Instructions to follow = Repeat the records word for word, excluding any picture.

Data records =
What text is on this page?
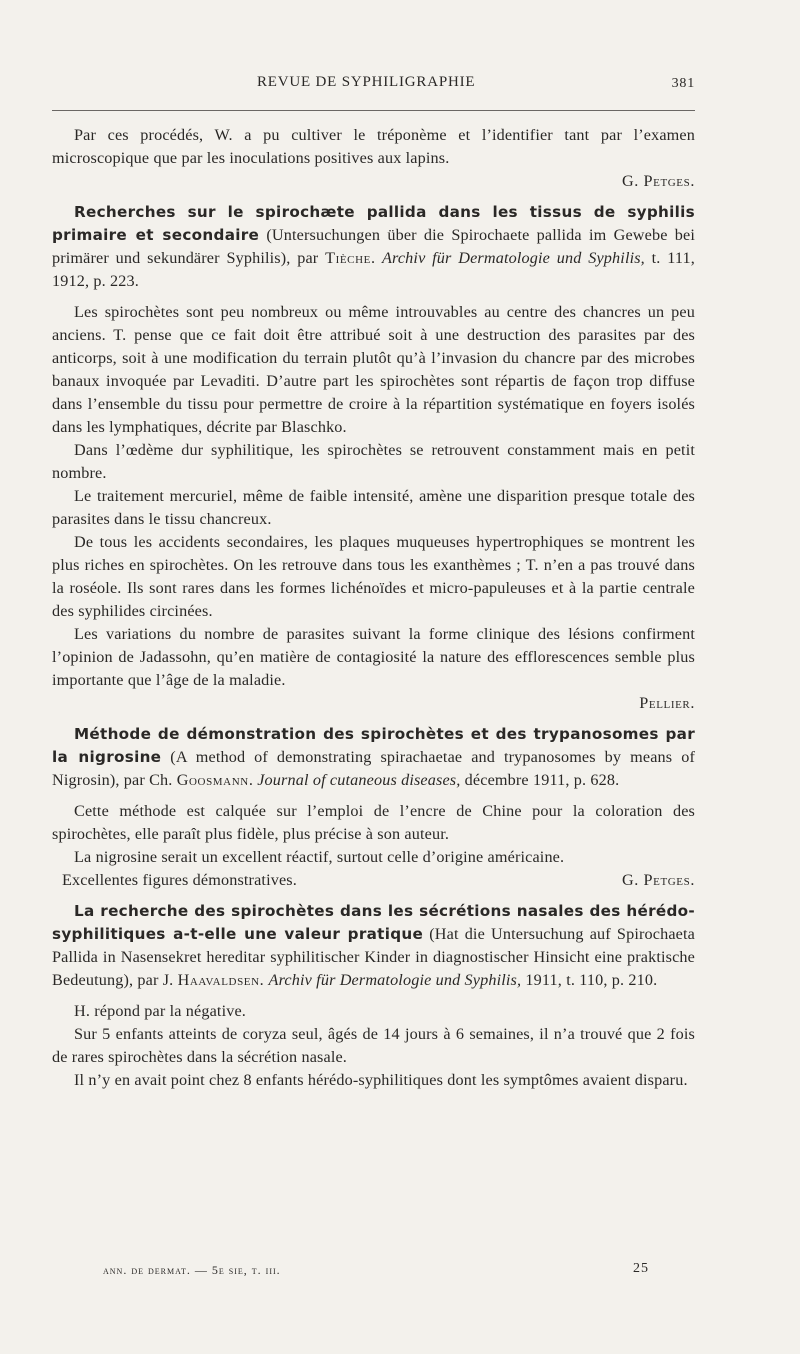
REVUE DE SYPHILIGRAPHIE	381

Par ces procédés, W. a pu cultiver le tréponème et l’identifier tant par l’examen microscopique que par les inoculations positives aux lapins.

G. Petges.

Recherches sur le spirochæte pallida dans les tissus de syphilis primaire et secondaire (Untersuchungen über die Spirochaete pallida im Gewebe bei primärer und sekundärer Syphilis), par Tièche. Archiv für Dermatologie und Syphilis, t. 111, 1912, p. 223.

Les spirochètes sont peu nombreux ou même introuvables au centre des chancres un peu anciens. T. pense que ce fait doit être attribué soit à une destruction des parasites par des anticorps, soit à une modification du terrain plutôt qu’à l’invasion du chancre par des microbes banaux invoquée par Levaditi. D’autre part les spirochètes sont répartis de façon trop diffuse dans l’ensemble du tissu pour permettre de croire à la répartition systématique en foyers isolés dans les lymphatiques, décrite par Blaschko.

Dans l’œdème dur syphilitique, les spirochètes se retrouvent constamment mais en petit nombre.

Le traitement mercuriel, même de faible intensité, amène une disparition presque totale des parasites dans le tissu chancreux.

De tous les accidents secondaires, les plaques muqueuses hypertrophiques se montrent les plus riches en spirochètes. On les retrouve dans tous les exanthèmes ; T. n’en a pas trouvé dans la roséole. Ils sont rares dans les formes lichénoïdes et micro-papuleuses et à la partie centrale des syphilides circinées.

Les variations du nombre de parasites suivant la forme clinique des lésions confirment l’opinion de Jadassohn, qu’en matière de contagiosité la nature des efflorescences semble plus importante que l’âge de la maladie.

Pellier.

Méthode de démonstration des spirochètes et des trypanosomes par la nigrosine (A method of demonstrating spirachaetae and trypanosomes by means of Nigrosin), par Ch. Goosmann. Journal of cutaneous diseases, décembre 1911, p. 628.

Cette méthode est calquée sur l’emploi de l’encre de Chine pour la coloration des spirochètes, elle paraît plus fidèle, plus précise à son auteur.

La nigrosine serait un excellent réactif, surtout celle d’origine américaine.

Excellentes figures démonstratives.	G. Petges.

La recherche des spirochètes dans les sécrétions nasales des hérédo-syphilitiques a-t-elle une valeur pratique (Hat die Untersuchung auf Spirochaeta Pallida in Nasensekret hereditar syphilitischer Kinder in diagnostischer Hinsicht eine praktische Bedeutung), par J. Haavaldsen. Archiv für Dermatologie und Syphilis, 1911, t. 110, p. 210.

H. répond par la négative.

Sur 5 enfants atteints de coryza seul, âgés de 14 jours à 6 semaines, il n’a trouvé que 2 fois de rares spirochètes dans la sécrétion nasale.

Il n’y en avait point chez 8 enfants hérédo-syphilitiques dont les symptômes avaient disparu.

ann. de dermat. — 5e sie, t. iii.	25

The answer =
What text is on this page?
REVUE DE SYPHILIGRAPHIE	381

Par ces procédés, W. a pu cultiver le tréponème et l’identifier tant par l’examen microscopique que par les inoculations positives aux lapins.

G. Petges.

Recherches sur le spirochæte pallida dans les tissus de syphilis primaire et secondaire (Untersuchungen über die Spirochaete pallida im Gewebe bei primärer und sekundärer Syphilis), par Tièche. Archiv für Dermatologie und Syphilis, t. 111, 1912, p. 223.

Les spirochètes sont peu nombreux ou même introuvables au centre des chancres un peu anciens. T. pense que ce fait doit être attribué soit à une destruction des parasites par des anticorps, soit à une modification du terrain plutôt qu’à l’invasion du chancre par des microbes banaux invoquée par Levaditi. D’autre part les spirochètes sont répartis de façon trop diffuse dans l’ensemble du tissu pour permettre de croire à la répartition systématique en foyers isolés dans les lymphatiques, décrite par Blaschko.

Dans l’œdème dur syphilitique, les spirochètes se retrouvent constamment mais en petit nombre.

Le traitement mercuriel, même de faible intensité, amène une disparition presque totale des parasites dans le tissu chancreux.

De tous les accidents secondaires, les plaques muqueuses hypertrophiques se montrent les plus riches en spirochètes. On les retrouve dans tous les exanthèmes ; T. n’en a pas trouvé dans la roséole. Ils sont rares dans les formes lichénoïdes et micro-papuleuses et à la partie centrale des syphilides circinées.

Les variations du nombre de parasites suivant la forme clinique des lésions confirment l’opinion de Jadassohn, qu’en matière de contagiosité la nature des efflorescences semble plus importante que l’âge de la maladie.

Pellier.

Méthode de démonstration des spirochètes et des trypanosomes par la nigrosine (A method of demonstrating spirachaetae and trypanosomes by means of Nigrosin), par Ch. Goosmann. Journal of cutaneous diseases, décembre 1911, p. 628.

Cette méthode est calquée sur l’emploi de l’encre de Chine pour la coloration des spirochètes, elle paraît plus fidèle, plus précise à son auteur.

La nigrosine serait un excellent réactif, surtout celle d’origine américaine.

Excellentes figures démonstratives.	G. Petges.

La recherche des spirochètes dans les sécrétions nasales des hérédo-syphilitiques a-t-elle une valeur pratique (Hat die Untersuchung auf Spirochaeta Pallida in Nasensekret hereditar syphilitischer Kinder in diagnostischer Hinsicht eine praktische Bedeutung), par J. Haavaldsen. Archiv für Dermatologie und Syphilis, 1911, t. 110, p. 210.

H. répond par la négative.

Sur 5 enfants atteints de coryza seul, âgés de 14 jours à 6 semaines, il n’a trouvé que 2 fois de rares spirochètes dans la sécrétion nasale.

Il n’y en avait point chez 8 enfants hérédo-syphilitiques dont les symptômes avaient disparu.

ann. de dermat. — 5e sie, t. iii.	25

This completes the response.